## RECORDS SHOWN
----------
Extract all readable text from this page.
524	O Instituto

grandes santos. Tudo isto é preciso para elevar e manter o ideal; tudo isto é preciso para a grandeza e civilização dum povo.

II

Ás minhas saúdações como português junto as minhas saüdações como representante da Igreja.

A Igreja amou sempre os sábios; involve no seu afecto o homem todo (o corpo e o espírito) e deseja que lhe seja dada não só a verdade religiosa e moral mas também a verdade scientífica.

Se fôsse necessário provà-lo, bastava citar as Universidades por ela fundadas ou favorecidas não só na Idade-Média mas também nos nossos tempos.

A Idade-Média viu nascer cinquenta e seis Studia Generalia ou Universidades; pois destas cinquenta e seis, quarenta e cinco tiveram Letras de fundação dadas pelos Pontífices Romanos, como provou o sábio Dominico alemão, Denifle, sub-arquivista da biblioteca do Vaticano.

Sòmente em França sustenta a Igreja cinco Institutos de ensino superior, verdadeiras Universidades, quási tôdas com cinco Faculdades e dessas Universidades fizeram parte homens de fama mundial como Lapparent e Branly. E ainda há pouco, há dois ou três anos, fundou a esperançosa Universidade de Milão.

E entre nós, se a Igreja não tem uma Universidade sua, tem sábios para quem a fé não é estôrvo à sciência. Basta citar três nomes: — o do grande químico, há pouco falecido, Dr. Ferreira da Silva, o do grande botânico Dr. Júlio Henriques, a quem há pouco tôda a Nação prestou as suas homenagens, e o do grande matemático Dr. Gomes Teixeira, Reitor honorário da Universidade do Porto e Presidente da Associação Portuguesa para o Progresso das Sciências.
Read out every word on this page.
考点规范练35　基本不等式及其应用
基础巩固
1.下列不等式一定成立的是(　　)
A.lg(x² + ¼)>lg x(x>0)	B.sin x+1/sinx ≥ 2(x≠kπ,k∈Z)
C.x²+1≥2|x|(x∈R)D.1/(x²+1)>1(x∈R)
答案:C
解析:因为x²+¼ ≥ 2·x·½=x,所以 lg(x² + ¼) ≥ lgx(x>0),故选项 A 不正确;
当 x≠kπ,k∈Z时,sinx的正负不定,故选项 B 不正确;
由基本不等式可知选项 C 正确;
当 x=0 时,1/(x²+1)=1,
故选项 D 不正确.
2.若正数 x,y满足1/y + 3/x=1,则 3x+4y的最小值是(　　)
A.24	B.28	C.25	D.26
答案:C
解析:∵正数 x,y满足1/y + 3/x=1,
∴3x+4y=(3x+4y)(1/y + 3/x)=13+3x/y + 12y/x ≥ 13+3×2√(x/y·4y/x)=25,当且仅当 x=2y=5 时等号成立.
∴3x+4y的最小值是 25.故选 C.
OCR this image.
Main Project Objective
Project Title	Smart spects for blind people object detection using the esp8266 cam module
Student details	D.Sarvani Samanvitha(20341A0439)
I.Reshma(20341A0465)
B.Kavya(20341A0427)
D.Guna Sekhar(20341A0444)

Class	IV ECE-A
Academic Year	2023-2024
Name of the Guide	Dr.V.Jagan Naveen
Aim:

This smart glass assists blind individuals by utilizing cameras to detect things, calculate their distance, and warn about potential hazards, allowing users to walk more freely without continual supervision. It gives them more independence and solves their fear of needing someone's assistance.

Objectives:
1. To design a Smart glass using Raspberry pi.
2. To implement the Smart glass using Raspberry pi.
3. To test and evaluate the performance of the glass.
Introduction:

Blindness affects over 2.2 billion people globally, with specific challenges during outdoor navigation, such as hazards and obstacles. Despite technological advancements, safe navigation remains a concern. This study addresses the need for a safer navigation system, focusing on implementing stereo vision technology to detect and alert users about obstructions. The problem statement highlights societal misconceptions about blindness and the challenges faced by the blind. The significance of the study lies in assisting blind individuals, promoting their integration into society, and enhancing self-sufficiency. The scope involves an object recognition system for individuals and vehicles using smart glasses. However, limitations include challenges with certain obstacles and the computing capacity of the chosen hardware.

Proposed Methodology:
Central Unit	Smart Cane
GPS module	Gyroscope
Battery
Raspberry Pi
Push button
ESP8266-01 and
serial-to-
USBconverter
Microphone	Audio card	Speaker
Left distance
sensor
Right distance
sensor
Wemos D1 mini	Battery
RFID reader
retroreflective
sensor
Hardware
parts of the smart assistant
----------
## WHAT IS REQUIRED
Repeat the data in its entirety, character for character.

## PROBLEM SOLUTION
Extract all readable text from this page.
524	O Instituto

grandes santos. Tudo isto é preciso para elevar e manter o ideal; tudo isto é preciso para a grandeza e civilização dum povo.

II

Ás minhas saúdações como português junto as minhas saüdações como representante da Igreja.

A Igreja amou sempre os sábios; involve no seu afecto o homem todo (o corpo e o espírito) e deseja que lhe seja dada não só a verdade religiosa e moral mas também a verdade scientífica.

Se fôsse necessário provà-lo, bastava citar as Universidades por ela fundadas ou favorecidas não só na Idade-Média mas também nos nossos tempos.

A Idade-Média viu nascer cinquenta e seis Studia Generalia ou Universidades; pois destas cinquenta e seis, quarenta e cinco tiveram Letras de fundação dadas pelos Pontífices Romanos, como provou o sábio Dominico alemão, Denifle, sub-arquivista da biblioteca do Vaticano.

Sòmente em França sustenta a Igreja cinco Institutos de ensino superior, verdadeiras Universidades, quási tôdas com cinco Faculdades e dessas Universidades fizeram parte homens de fama mundial como Lapparent e Branly. E ainda há pouco, há dois ou três anos, fundou a esperançosa Universidade de Milão.

E entre nós, se a Igreja não tem uma Universidade sua, tem sábios para quem a fé não é estôrvo à sciência. Basta citar três nomes: — o do grande químico, há pouco falecido, Dr. Ferreira da Silva, o do grande botânico Dr. Júlio Henriques, a quem há pouco tôda a Nação prestou as suas homenagens, e o do grande matemático Dr. Gomes Teixeira, Reitor honorário da Universidade do Porto e Presidente da Associação Portuguesa para o Progresso das Sciências.
Read out every word on this page.
考点规范练35　基本不等式及其应用
基础巩固
1.下列不等式一定成立的是(　　)
A.lg(x² + ¼)>lg x(x>0)	B.sin x+1/sinx ≥ 2(x≠kπ,k∈Z)
C.x²+1≥2|x|(x∈R)D.1/(x²+1)>1(x∈R)
答案:C
解析:因为x²+¼ ≥ 2·x·½=x,所以 lg(x² + ¼) ≥ lgx(x>0),故选项 A 不正确;
当 x≠kπ,k∈Z时,sinx的正负不定,故选项 B 不正确;
由基本不等式可知选项 C 正确;
当 x=0 时,1/(x²+1)=1,
故选项 D 不正确.
2.若正数 x,y满足1/y + 3/x=1,则 3x+4y的最小值是(　　)
A.24	B.28	C.25	D.26
答案:C
解析:∵正数 x,y满足1/y + 3/x=1,
∴3x+4y=(3x+4y)(1/y + 3/x)=13+3x/y + 12y/x ≥ 13+3×2√(x/y·4y/x)=25,当且仅当 x=2y=5 时等号成立.
∴3x+4y的最小值是 25.故选 C.
OCR this image.
Main Project Objective
Project Title	Smart spects for blind people object detection using the esp8266 cam module
Student details	D.Sarvani Samanvitha(20341A0439)
I.Reshma(20341A0465)
B.Kavya(20341A0427)
D.Guna Sekhar(20341A0444)

Class	IV ECE-A
Academic Year	2023-2024
Name of the Guide	Dr.V.Jagan Naveen
Aim:

This smart glass assists blind individuals by utilizing cameras to detect things, calculate their distance, and warn about potential hazards, allowing users to walk more freely without continual supervision. It gives them more independence and solves their fear of needing someone's assistance.

Objectives:
1. To design a Smart glass using Raspberry pi.
2. To implement the Smart glass using Raspberry pi.
3. To test and evaluate the performance of the glass.
Introduction:

Blindness affects over 2.2 billion people globally, with specific challenges during outdoor navigation, such as hazards and obstacles. Despite technological advancements, safe navigation remains a concern. This study addresses the need for a safer navigation system, focusing on implementing stereo vision technology to detect and alert users about obstructions. The problem statement highlights societal misconceptions about blindness and the challenges faced by the blind. The significance of the study lies in assisting blind individuals, promoting their integration into society, and enhancing self-sufficiency. The scope involves an object recognition system for individuals and vehicles using smart glasses. However, limitations include challenges with certain obstacles and the computing capacity of the chosen hardware.

Proposed Methodology:
Central Unit	Smart Cane
GPS module	Gyroscope
Battery
Raspberry Pi
Push button
ESP8266-01 and
serial-to-
USBconverter
Microphone	Audio card	Speaker
Left distance
sensor
Right distance
sensor
Wemos D1 mini	Battery
RFID reader
retroreflective
sensor
Hardware
parts of the smart assistant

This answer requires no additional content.